But one thing that I think has been established definitively--you can become a very big fish in a small pond, and attract all sorts of media attention, without working in NY or any other perceived superior food city. People in the know have stopped asking "if someone is so good why isn't he in NY" or some derivative of that line. There's talent everywhere and creative, good, interesting cooking everywhere.

But I just found this thread on interesting dining in Charlotte and it might be useful to pull some of this out of Chicago:

http://forums.egullet.org/index.php?act=ST...&t=14474&hl=&s=

with an amazing post by Kathleen Purvis, who just happens to be food editor of the local newspaper there. Would we ever read such a savvy, in depth assessment like that in Gourmet or Food & Wine? No, not ever. It would be cut and edited and simplified into a few bullets maybe once in a 5 year span. But we did have it here on eGullet which we can all take some measure of pride in helping to foster. By extension, you can't report on news or developments there unless you have a contact like this to write it or steer you in the right direction, agreed?

Now multiply this by how many cities and sources? And then imagine how much space would just have to be set aside for restaurant reviews and coverage? What kind of attention span would readers have to have to process all of this and would this even make interesting reading?

In her post Kathleen mentioned 5 or 6 fine dining restaurants--Zebra, Pewter Rose, Upstream, CiBi, Blue and Luce. These would have the best bet for national glossy coverage. What I don't know is how good, how creative and how interesting these are in comparison with the national scene. What I don't know yet is what makes these restaurants special or worthy of national glossy media coverage. So someone like Kathleen (or joler or Varmint) would have to make this case for coverage--or the chef or publicist would have to--and attract the attention of someone on the regional (Southern Living) or national level. And yes joler, there is money involved in this--it's just a function of how and where you spend it. Travel, support, out of house events, networking on the chef, restaurateur or publicist level.

→ **Supplied records**:

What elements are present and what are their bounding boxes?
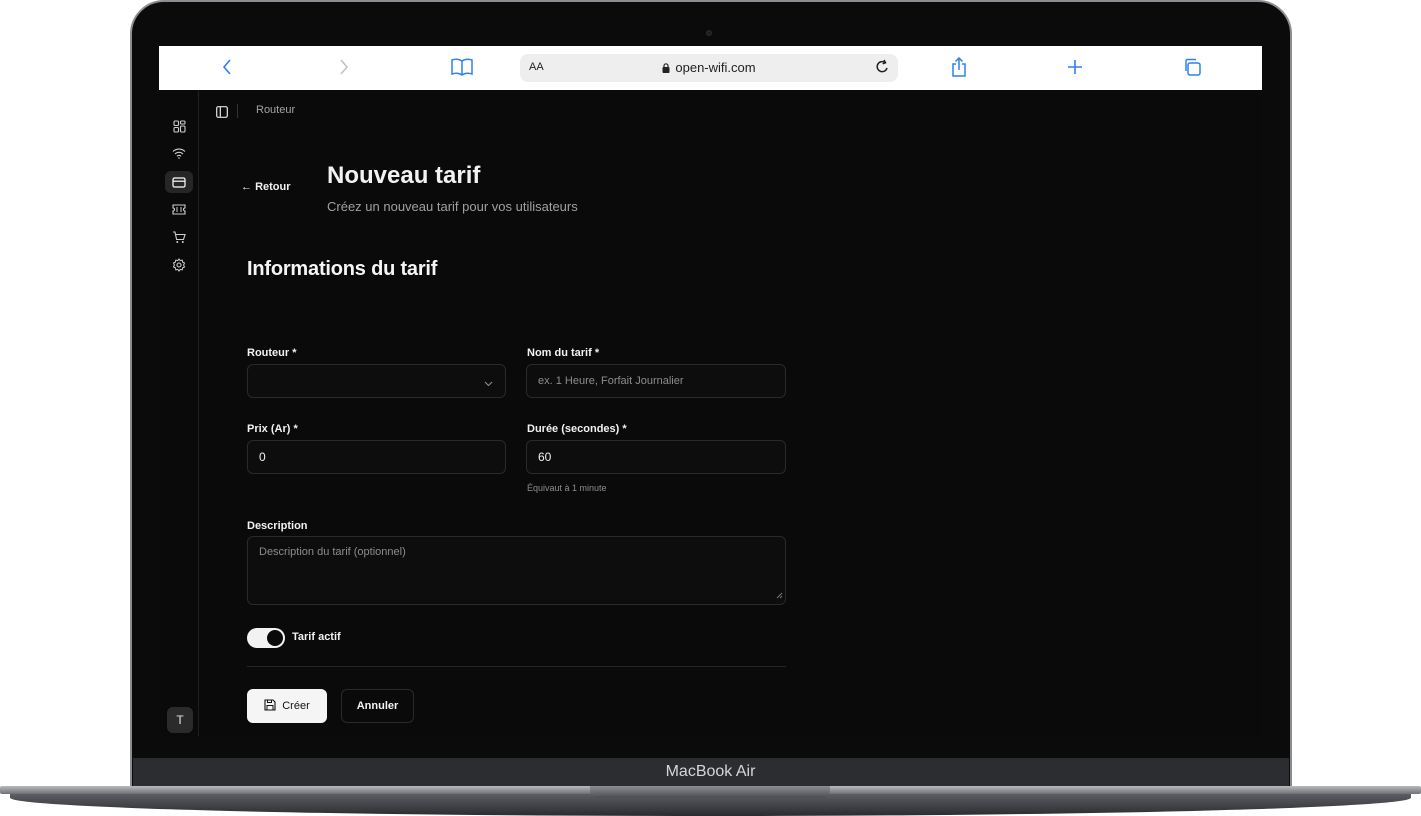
url-display[interactable]: open-wifi.com [520,60,898,75]
router-select[interactable] [247,364,506,398]
dashboard-icon[interactable] [165,115,193,137]
avatar[interactable]: T [167,707,193,733]
divider [247,666,786,667]
back-icon[interactable] [217,54,237,80]
lock-icon [662,63,670,73]
toggle-knob [267,630,283,646]
cart-icon[interactable] [165,226,193,248]
back-button[interactable]: ← Retour [241,181,291,193]
reload-icon[interactable] [874,59,890,80]
page-subtitle: Créez un nouveau tarif pour vos utilisat… [327,199,578,214]
router-label: Routeur * [247,347,297,359]
card-icon[interactable] [165,171,193,193]
camera-icon [706,30,712,36]
create-button[interactable]: Créer [247,689,327,723]
name-label: Nom du tarif * [527,347,600,359]
section-title: Informations du tarif [247,258,438,280]
duration-label: Durée (secondes) * [527,423,627,435]
description-label: Description [247,520,308,532]
create-button-label: Créer [282,700,310,712]
web-app: T Routeur ← Retour Nouveau tarif Créez u… [159,90,1262,736]
settings-icon[interactable] [165,254,193,276]
duration-hint: Équivaut à 1 minute [527,483,607,493]
description-field[interactable]: Description du tarif (optionnel) [247,536,786,605]
new-tab-icon[interactable] [1064,54,1086,80]
save-icon [264,698,276,714]
browser-toolbar: AA open-wifi.com [159,46,1262,90]
breadcrumb[interactable]: Routeur [256,104,295,116]
description-placeholder: Description du tarif (optionnel) [259,546,406,558]
duration-field[interactable]: 60 [526,440,786,474]
breadcrumb-separator [237,104,238,118]
ticket-icon[interactable] [165,198,193,220]
url-text: open-wifi.com [675,60,756,75]
price-field[interactable]: 0 [247,440,506,474]
resize-grip-icon[interactable] [776,590,783,602]
arrow-left-icon: ← [241,181,252,193]
screen: AA open-wifi.com T Routeur ← Retour Nouv… [159,46,1262,736]
cancel-button[interactable]: Annuler [341,689,414,723]
chevron-down-icon [484,376,493,390]
share-icon[interactable] [948,54,970,80]
price-label: Prix (Ar) * [247,423,298,435]
page-title: Nouveau tarif [327,162,481,189]
tabs-icon[interactable] [1181,54,1203,80]
device-brand: MacBook Air [665,763,756,780]
active-toggle-label: Tarif actif [292,631,341,643]
sidebar: T [159,90,199,736]
name-field[interactable]: ex. 1 Heure, Forfait Journalier [526,364,786,398]
laptop-hinge-notch [590,786,830,798]
forward-icon[interactable] [334,54,354,80]
active-toggle[interactable] [247,628,285,648]
sidebar-toggle-icon[interactable] [216,105,228,123]
wifi-icon[interactable] [165,142,193,164]
address-bar[interactable]: AA open-wifi.com [520,54,898,82]
bookmarks-icon[interactable] [449,54,475,80]
back-label: Retour [255,181,291,193]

→ **Objectives**:
1) Write out the entire post on restaurant media coverage outside New York, word for word.
2) From the listing, pull out the part that opens with the line containing "url-display[interactable]: open-wifi.com [520,60,898,75]" and closes with the line containing "lock-icon [662,63,670,73]", both of those lines included, and copy each one without change.

→ **Expected answers**:
1)
But one thing that I think has been established definitively--you can become a very big fish in a small pond, and attract all sorts of media attention, without working in NY or any other perceived superior food city. People in the know have stopped asking "if someone is so good why isn't he in NY" or some derivative of that line. There's talent everywhere and creative, good, interesting cooking everywhere.

But I just found this thread on interesting dining in Charlotte and it might be useful to pull some of this out of Chicago:

http://forums.egullet.org/index.php?act=ST...&t=14474&hl=&s=

with an amazing post by Kathleen Purvis, who just happens to be food editor of the local newspaper there. Would we ever read such a savvy, in depth assessment like that in Gourmet or Food & Wine? No, not ever. It would be cut and edited and simplified into a few bullets maybe once in a 5 year span. But we did have it here on eGullet which we can all take some measure of pride in helping to foster. By extension, you can't report on news or developments there unless you have a contact like this to write it or steer you in the right direction, agreed?

Now multiply this by how many cities and sources? And then imagine how much space would just have to be set aside for restaurant reviews and coverage? What kind of attention span would readers have to have to process all of this and would this even make interesting reading?

In her post Kathleen mentioned 5 or 6 fine dining restaurants--Zebra, Pewter Rose, Upstream, CiBi, Blue and Luce. These would have the best bet for national glossy coverage. What I don't know is how good, how creative and how interesting these are in comparison with the national scene. What I don't know yet is what makes these restaurants special or worthy of national glossy media coverage. So someone like Kathleen (or joler or Varmint) would have to make this case for coverage--or the chef or publicist would have to--and attract the attention of someone on the regional (Southern Living) or national level. And yes joler, there is money involved in this--it's just a function of how and where you spend it. Travel, support, out of house events, networking on the chef, restaurateur or publicist level.

2)
url-display[interactable]: open-wifi.com [520,60,898,75]
router-select[interactable] [247,364,506,398]
dashboard-icon[interactable] [165,115,193,137]
avatar[interactable]: T [167,707,193,733]
divider [247,666,786,667]
back-icon[interactable] [217,54,237,80]
lock-icon [662,63,670,73]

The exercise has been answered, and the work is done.